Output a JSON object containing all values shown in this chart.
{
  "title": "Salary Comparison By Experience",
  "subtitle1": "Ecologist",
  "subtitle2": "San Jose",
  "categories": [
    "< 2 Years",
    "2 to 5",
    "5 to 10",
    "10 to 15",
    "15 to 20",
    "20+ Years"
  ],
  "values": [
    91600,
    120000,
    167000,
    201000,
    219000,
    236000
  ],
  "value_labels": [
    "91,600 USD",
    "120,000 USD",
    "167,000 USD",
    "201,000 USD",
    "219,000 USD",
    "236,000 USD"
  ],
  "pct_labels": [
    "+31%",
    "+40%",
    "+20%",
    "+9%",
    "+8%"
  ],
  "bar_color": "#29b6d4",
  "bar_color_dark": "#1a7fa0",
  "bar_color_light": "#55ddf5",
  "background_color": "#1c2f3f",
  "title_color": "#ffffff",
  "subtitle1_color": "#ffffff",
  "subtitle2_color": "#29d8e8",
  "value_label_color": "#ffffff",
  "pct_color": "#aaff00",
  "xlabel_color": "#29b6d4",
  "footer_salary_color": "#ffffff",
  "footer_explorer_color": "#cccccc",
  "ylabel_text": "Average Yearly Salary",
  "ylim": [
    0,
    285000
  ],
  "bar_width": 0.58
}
··········
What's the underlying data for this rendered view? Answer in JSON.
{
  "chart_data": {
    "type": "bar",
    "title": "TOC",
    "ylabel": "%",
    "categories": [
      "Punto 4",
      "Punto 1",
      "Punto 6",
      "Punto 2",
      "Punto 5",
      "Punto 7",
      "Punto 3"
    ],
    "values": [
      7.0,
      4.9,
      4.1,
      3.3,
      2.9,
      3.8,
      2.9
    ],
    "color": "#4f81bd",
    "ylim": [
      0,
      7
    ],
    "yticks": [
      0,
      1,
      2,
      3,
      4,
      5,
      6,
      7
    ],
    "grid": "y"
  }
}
··········
WRITTEN INSTRUCTION:
Every line holding "JSON" should be copied out.

EXERCISE OUTPUT:
Output a JSON object containing all values shown in this chart.
What's the underlying data for this rendered view? Answer in JSON.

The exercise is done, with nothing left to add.